Stored items

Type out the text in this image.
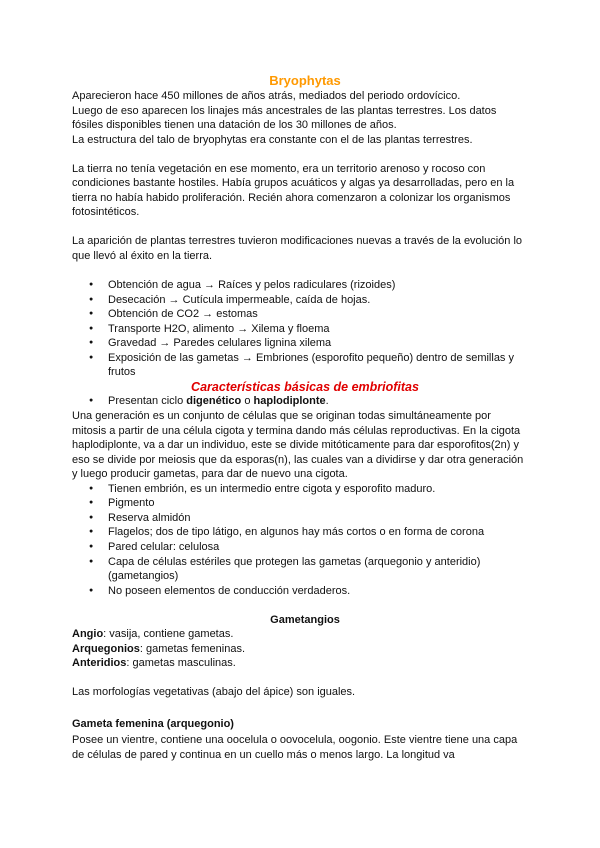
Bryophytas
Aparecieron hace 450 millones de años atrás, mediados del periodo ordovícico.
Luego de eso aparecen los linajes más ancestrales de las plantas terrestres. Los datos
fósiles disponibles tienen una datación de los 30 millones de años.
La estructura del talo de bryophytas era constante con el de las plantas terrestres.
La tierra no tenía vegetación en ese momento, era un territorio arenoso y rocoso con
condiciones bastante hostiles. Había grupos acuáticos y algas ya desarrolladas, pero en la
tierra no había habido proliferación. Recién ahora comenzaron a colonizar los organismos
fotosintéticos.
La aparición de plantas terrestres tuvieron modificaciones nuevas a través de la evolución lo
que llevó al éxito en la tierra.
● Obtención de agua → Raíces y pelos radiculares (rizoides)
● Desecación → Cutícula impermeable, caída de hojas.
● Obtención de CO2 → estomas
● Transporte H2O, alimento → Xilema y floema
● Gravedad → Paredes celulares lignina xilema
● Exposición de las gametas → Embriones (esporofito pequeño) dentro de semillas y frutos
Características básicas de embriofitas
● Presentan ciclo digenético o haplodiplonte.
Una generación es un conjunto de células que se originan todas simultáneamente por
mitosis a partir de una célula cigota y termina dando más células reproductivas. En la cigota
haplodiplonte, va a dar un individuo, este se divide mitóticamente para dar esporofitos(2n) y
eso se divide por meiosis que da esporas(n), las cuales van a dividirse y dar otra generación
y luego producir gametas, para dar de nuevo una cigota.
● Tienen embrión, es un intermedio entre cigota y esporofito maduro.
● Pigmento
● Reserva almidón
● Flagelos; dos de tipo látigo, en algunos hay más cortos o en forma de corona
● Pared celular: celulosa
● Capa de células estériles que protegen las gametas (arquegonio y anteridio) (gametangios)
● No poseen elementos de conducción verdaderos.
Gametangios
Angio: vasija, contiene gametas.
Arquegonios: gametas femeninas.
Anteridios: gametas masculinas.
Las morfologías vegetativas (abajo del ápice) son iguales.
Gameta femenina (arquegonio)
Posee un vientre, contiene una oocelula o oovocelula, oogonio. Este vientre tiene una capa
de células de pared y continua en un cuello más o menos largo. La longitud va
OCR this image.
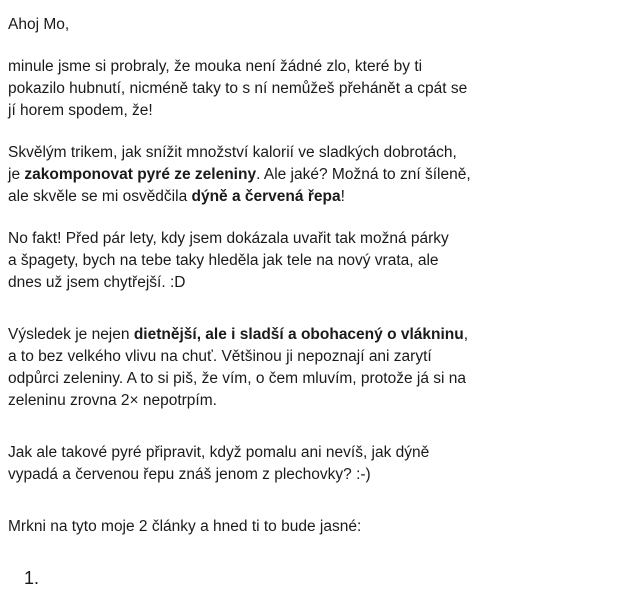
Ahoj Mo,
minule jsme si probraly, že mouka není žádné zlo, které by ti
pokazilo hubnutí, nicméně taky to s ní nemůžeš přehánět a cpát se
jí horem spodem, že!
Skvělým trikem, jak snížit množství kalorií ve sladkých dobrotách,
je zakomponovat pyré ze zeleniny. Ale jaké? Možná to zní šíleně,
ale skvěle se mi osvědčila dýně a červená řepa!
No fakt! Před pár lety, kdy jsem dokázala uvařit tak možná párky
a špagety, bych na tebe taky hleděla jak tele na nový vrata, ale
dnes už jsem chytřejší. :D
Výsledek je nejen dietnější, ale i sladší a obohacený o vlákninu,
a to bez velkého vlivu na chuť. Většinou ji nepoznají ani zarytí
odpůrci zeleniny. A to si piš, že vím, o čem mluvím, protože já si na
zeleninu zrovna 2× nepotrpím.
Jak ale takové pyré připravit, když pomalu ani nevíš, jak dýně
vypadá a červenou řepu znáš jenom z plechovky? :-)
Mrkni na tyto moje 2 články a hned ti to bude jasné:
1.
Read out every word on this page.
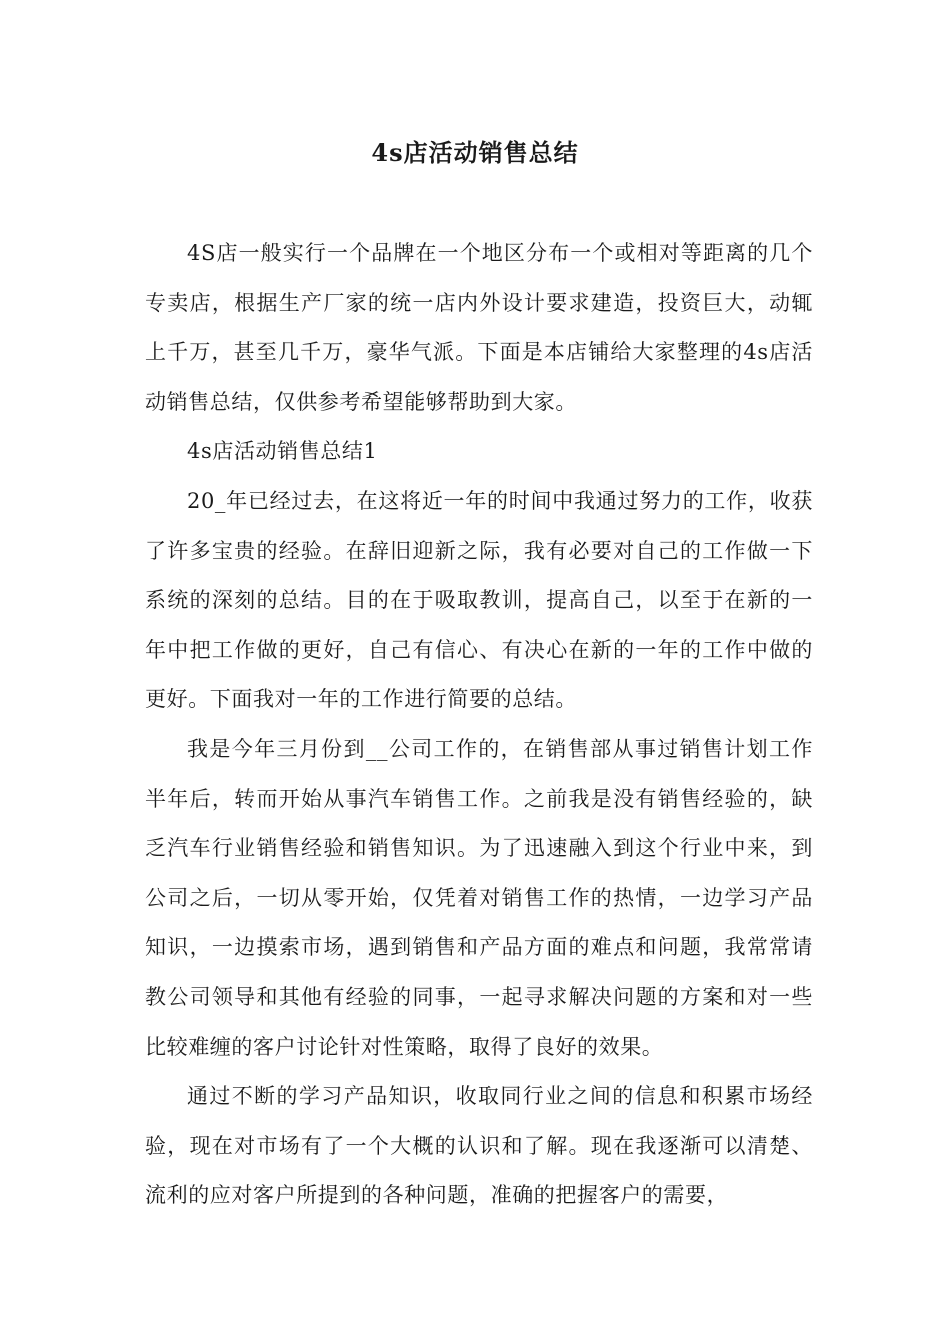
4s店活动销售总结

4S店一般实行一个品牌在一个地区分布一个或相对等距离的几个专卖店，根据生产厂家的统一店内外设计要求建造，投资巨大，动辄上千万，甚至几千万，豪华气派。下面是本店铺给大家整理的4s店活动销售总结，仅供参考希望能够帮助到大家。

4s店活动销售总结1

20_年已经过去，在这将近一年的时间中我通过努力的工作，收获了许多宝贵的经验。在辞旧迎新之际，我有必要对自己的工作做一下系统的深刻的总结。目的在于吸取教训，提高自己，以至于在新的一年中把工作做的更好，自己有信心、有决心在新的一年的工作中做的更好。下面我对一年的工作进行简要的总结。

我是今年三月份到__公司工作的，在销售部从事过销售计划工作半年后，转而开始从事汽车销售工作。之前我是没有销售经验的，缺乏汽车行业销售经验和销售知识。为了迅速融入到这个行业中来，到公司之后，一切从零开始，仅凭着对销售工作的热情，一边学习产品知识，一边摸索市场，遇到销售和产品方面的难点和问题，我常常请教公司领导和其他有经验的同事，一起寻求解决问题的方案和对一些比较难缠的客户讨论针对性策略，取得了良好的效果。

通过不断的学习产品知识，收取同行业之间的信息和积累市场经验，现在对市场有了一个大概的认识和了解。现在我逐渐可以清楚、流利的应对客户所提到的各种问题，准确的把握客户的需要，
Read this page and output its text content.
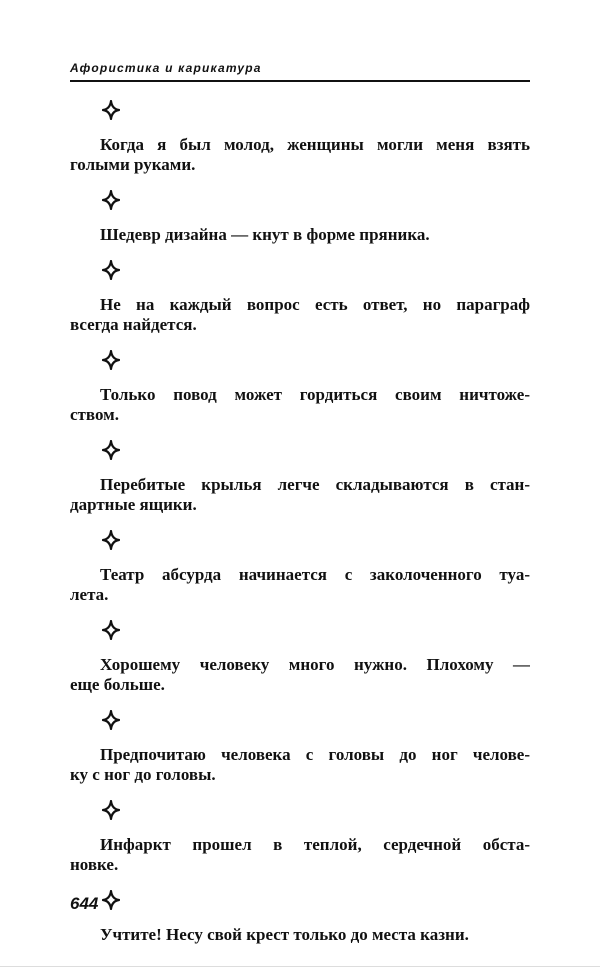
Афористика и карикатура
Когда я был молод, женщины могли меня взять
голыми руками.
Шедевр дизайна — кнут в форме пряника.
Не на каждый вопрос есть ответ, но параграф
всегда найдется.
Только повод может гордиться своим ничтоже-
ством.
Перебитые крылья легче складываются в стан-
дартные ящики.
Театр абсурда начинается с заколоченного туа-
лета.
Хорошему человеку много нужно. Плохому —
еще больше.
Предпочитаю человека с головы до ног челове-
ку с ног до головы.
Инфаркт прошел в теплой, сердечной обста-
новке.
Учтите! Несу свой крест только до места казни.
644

**GIVEN REQUEST:** Count every line of the records that holds "image". State the number, nothing else.

**THE SOLUTION:** 2